[begin Information given]
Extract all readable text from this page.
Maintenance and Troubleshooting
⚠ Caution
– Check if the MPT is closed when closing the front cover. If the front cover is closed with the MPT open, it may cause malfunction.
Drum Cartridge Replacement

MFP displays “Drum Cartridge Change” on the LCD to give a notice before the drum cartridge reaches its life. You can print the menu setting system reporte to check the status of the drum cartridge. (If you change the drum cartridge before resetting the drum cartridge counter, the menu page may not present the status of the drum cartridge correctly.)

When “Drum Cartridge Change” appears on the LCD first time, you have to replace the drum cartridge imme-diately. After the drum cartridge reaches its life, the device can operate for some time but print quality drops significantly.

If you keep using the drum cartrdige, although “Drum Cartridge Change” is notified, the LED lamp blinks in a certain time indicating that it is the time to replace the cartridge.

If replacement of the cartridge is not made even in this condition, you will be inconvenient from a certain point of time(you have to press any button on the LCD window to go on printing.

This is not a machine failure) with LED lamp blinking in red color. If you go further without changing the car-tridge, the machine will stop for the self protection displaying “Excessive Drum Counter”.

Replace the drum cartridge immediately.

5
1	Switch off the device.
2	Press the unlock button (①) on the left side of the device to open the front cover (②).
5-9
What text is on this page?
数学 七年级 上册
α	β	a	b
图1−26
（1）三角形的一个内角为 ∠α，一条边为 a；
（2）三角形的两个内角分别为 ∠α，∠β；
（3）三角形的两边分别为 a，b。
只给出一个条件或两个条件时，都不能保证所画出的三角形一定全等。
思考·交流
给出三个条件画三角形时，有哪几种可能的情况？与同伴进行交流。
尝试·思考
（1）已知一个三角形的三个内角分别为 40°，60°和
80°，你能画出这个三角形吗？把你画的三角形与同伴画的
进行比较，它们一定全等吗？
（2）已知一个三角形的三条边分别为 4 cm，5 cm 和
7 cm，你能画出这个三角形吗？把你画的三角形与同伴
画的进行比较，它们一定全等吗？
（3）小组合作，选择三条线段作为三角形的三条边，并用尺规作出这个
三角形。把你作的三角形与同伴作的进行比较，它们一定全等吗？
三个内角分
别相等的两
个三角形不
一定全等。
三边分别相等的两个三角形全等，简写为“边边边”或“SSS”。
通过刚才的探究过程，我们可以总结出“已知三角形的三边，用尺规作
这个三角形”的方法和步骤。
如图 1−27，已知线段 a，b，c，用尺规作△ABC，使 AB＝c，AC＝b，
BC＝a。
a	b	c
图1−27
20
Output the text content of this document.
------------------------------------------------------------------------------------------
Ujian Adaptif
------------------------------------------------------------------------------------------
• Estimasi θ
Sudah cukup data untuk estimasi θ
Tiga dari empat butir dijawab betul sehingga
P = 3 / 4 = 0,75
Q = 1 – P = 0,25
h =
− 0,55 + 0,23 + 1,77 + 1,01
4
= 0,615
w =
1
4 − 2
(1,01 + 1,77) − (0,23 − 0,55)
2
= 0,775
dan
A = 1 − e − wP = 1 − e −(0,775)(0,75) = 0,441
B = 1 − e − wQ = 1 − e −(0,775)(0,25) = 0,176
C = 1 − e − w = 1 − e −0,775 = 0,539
[end Information given]
Exercise
Retype the listing. Match it exactly.

Task solution
Extract all readable text from this page.
Maintenance and Troubleshooting
⚠ Caution
– Check if the MPT is closed when closing the front cover. If the front cover is closed with the MPT open, it may cause malfunction.
Drum Cartridge Replacement

MFP displays “Drum Cartridge Change” on the LCD to give a notice before the drum cartridge reaches its life. You can print the menu setting system reporte to check the status of the drum cartridge. (If you change the drum cartridge before resetting the drum cartridge counter, the menu page may not present the status of the drum cartridge correctly.)

When “Drum Cartridge Change” appears on the LCD first time, you have to replace the drum cartridge imme-diately. After the drum cartridge reaches its life, the device can operate for some time but print quality drops significantly.

If you keep using the drum cartrdige, although “Drum Cartridge Change” is notified, the LED lamp blinks in a certain time indicating that it is the time to replace the cartridge.

If replacement of the cartridge is not made even in this condition, you will be inconvenient from a certain point of time(you have to press any button on the LCD window to go on printing.

This is not a machine failure) with LED lamp blinking in red color. If you go further without changing the car-tridge, the machine will stop for the self protection displaying “Excessive Drum Counter”.

Replace the drum cartridge immediately.

5
1	Switch off the device.
2	Press the unlock button (①) on the left side of the device to open the front cover (②).
5-9
What text is on this page?
数学 七年级 上册
α	β	a	b
图1−26
（1）三角形的一个内角为 ∠α，一条边为 a；
（2）三角形的两个内角分别为 ∠α，∠β；
（3）三角形的两边分别为 a，b。
只给出一个条件或两个条件时，都不能保证所画出的三角形一定全等。
思考·交流
给出三个条件画三角形时，有哪几种可能的情况？与同伴进行交流。
尝试·思考
（1）已知一个三角形的三个内角分别为 40°，60°和
80°，你能画出这个三角形吗？把你画的三角形与同伴画的
进行比较，它们一定全等吗？
（2）已知一个三角形的三条边分别为 4 cm，5 cm 和
7 cm，你能画出这个三角形吗？把你画的三角形与同伴
画的进行比较，它们一定全等吗？
（3）小组合作，选择三条线段作为三角形的三条边，并用尺规作出这个
三角形。把你作的三角形与同伴作的进行比较，它们一定全等吗？
三个内角分
别相等的两
个三角形不
一定全等。
三边分别相等的两个三角形全等，简写为“边边边”或“SSS”。
通过刚才的探究过程，我们可以总结出“已知三角形的三边，用尺规作
这个三角形”的方法和步骤。
如图 1−27，已知线段 a，b，c，用尺规作△ABC，使 AB＝c，AC＝b，
BC＝a。
a	b	c
图1−27
20
Output the text content of this document.
------------------------------------------------------------------------------------------
Ujian Adaptif
------------------------------------------------------------------------------------------
• Estimasi θ
Sudah cukup data untuk estimasi θ
Tiga dari empat butir dijawab betul sehingga
P = 3 / 4 = 0,75
Q = 1 – P = 0,25
h =
− 0,55 + 0,23 + 1,77 + 1,01
4
= 0,615
w =
1
4 − 2
(1,01 + 1,77) − (0,23 − 0,55)
2
= 0,775
dan
A = 1 − e − wP = 1 − e −(0,775)(0,75) = 0,441
B = 1 − e − wQ = 1 − e −(0,775)(0,25) = 0,176
C = 1 − e − w = 1 − e −0,775 = 0,539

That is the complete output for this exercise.